Reading the listing below, count the lines that contain the word "screenshot" and give that count alone.

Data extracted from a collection
^^^^^^^^^^^^^^^^

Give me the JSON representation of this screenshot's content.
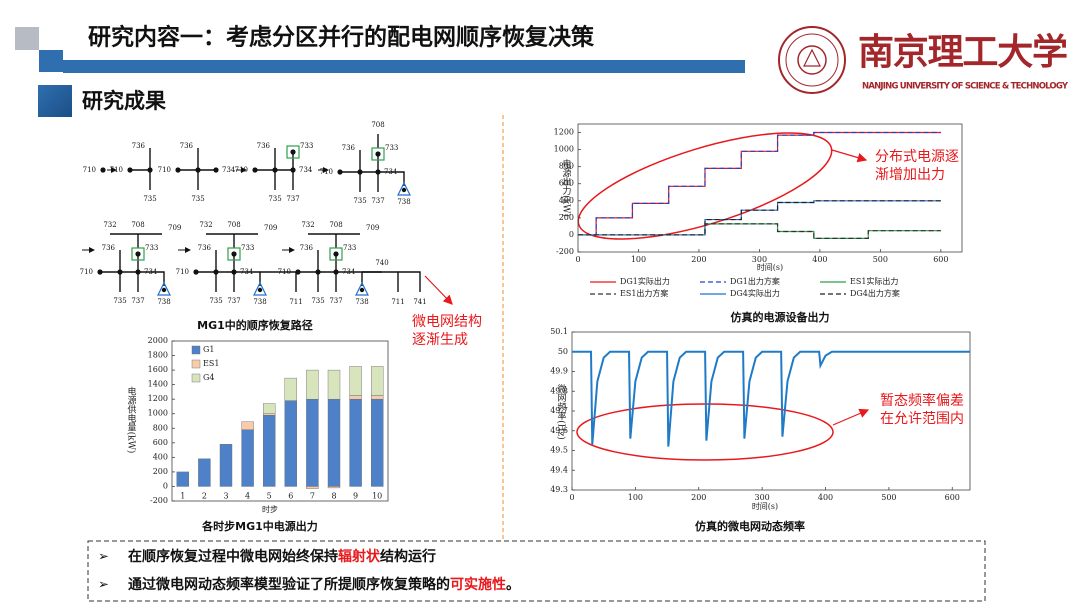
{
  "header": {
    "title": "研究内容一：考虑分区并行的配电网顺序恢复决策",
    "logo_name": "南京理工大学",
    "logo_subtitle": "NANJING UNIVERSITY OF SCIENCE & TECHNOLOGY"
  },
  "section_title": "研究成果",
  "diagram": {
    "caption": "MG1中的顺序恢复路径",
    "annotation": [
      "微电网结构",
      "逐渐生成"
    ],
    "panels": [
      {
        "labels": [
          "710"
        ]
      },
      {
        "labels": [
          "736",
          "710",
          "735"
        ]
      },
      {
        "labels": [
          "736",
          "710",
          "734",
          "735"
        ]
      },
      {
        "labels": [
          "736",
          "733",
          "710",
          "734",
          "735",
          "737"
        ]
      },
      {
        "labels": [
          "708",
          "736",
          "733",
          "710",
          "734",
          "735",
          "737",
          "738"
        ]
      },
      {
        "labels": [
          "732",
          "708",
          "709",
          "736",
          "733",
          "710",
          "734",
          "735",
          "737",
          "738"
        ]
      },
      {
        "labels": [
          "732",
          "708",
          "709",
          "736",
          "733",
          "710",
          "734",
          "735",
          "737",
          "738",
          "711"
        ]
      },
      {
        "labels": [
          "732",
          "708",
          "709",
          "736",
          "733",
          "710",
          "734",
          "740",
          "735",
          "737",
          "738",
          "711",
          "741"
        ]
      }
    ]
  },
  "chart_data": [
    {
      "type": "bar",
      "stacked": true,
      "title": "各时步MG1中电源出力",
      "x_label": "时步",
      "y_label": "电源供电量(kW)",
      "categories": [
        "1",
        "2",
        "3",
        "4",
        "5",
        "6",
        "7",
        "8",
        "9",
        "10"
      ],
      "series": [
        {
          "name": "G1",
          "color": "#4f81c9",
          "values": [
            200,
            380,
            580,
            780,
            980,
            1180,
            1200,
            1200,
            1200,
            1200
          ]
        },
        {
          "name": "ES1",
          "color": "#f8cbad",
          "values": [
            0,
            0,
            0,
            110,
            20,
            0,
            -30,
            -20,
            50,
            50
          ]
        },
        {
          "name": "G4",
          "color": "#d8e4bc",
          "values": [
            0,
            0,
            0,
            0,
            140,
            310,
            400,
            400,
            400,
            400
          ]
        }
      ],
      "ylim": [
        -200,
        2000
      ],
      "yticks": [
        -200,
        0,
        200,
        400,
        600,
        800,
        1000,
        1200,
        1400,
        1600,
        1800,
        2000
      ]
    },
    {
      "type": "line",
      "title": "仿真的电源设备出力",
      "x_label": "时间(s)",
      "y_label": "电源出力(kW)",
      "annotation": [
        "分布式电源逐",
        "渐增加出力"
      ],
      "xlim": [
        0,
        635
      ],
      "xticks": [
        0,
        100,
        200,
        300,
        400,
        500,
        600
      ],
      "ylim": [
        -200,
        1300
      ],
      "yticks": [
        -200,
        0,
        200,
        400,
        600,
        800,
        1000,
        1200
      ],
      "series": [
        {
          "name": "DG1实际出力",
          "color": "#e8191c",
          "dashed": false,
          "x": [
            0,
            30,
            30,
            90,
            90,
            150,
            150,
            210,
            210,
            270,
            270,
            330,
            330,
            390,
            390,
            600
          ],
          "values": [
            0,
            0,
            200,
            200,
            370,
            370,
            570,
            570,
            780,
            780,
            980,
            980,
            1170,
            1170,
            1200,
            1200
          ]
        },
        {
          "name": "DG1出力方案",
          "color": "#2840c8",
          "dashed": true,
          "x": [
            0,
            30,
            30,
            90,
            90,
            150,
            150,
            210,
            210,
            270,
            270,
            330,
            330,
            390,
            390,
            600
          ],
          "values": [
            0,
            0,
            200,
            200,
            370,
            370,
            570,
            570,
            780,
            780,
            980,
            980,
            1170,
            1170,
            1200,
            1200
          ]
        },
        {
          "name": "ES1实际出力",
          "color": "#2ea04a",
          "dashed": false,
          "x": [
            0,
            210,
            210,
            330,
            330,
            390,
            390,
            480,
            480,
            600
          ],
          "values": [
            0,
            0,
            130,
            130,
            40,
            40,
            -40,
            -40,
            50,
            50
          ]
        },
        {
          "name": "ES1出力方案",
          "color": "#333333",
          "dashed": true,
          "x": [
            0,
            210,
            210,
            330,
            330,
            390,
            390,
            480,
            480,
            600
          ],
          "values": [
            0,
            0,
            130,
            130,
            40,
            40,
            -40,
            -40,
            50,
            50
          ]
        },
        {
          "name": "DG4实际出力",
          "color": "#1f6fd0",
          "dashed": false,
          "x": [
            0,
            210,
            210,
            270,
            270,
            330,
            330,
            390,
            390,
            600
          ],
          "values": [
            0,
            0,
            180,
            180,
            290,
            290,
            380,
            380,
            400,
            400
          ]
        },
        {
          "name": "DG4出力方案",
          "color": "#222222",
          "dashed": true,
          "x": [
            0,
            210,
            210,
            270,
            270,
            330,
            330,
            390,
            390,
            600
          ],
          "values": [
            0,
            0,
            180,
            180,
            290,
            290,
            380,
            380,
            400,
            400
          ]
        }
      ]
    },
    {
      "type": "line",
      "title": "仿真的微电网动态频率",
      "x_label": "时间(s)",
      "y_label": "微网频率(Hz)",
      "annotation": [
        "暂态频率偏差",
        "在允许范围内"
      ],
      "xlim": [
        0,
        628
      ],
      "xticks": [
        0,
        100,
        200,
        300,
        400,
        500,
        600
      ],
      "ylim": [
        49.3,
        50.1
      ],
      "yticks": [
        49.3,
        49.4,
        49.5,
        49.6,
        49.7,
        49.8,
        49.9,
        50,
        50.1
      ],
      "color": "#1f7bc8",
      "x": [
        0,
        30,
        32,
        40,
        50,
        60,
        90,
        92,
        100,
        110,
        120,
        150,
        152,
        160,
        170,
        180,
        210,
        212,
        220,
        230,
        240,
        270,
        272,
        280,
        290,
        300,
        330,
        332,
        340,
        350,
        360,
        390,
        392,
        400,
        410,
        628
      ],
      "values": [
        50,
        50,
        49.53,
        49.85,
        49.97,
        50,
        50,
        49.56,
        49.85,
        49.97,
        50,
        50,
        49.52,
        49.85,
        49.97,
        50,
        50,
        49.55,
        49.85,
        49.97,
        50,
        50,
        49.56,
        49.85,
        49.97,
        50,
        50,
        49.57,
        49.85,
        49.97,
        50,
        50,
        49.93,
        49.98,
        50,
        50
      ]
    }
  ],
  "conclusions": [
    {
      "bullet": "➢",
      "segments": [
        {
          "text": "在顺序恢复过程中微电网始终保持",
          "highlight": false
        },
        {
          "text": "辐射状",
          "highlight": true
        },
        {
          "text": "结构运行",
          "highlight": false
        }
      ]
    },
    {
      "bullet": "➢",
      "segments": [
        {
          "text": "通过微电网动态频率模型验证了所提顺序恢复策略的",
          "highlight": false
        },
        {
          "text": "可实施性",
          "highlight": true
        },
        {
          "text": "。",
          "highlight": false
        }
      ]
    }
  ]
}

^^^^^^^^^^^^^^^^

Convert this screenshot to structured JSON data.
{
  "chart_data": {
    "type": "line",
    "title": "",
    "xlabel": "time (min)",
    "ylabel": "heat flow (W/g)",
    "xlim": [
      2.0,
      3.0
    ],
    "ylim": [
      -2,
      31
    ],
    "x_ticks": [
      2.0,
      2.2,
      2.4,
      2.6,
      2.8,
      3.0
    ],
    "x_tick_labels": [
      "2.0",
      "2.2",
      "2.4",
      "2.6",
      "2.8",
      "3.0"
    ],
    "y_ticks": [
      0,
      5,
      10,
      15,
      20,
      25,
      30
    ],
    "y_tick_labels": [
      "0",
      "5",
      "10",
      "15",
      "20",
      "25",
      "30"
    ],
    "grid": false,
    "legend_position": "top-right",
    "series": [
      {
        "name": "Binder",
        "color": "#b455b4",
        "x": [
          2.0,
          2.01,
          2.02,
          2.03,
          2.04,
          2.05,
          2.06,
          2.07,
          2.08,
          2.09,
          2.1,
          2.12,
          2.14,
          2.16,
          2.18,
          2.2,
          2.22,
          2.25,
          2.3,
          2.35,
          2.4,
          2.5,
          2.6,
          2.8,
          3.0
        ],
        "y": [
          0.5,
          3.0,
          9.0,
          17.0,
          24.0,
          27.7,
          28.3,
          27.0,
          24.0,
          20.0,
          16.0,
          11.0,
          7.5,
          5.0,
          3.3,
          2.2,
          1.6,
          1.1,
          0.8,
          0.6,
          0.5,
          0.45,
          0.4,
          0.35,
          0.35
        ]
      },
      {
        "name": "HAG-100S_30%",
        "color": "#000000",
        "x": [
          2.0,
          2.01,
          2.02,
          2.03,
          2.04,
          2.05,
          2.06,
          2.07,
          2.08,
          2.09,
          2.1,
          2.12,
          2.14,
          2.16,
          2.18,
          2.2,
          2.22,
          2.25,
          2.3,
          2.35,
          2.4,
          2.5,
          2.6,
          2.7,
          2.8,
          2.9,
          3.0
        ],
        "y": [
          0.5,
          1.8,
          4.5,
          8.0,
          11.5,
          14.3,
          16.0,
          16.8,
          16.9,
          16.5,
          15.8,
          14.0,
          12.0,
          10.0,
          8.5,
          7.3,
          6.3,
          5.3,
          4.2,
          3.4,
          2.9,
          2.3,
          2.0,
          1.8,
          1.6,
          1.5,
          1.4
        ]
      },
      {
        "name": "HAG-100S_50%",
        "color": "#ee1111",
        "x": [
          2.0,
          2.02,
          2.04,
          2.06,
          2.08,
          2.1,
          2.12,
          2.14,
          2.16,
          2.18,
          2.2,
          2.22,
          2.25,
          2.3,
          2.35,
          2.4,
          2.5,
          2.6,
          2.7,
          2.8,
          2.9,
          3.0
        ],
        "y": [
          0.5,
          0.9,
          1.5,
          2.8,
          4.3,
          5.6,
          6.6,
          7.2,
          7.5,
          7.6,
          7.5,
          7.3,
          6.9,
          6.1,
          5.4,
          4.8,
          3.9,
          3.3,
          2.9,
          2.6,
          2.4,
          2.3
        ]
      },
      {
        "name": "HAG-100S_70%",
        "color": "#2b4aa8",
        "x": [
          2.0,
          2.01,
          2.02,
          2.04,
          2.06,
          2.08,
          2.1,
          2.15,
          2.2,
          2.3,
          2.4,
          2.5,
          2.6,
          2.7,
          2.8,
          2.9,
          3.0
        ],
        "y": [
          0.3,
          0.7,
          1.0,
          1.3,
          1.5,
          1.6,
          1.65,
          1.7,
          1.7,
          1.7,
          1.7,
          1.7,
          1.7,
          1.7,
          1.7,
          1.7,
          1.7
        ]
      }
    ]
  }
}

^^^^^^^^^^^^^^^^

_Response below_
2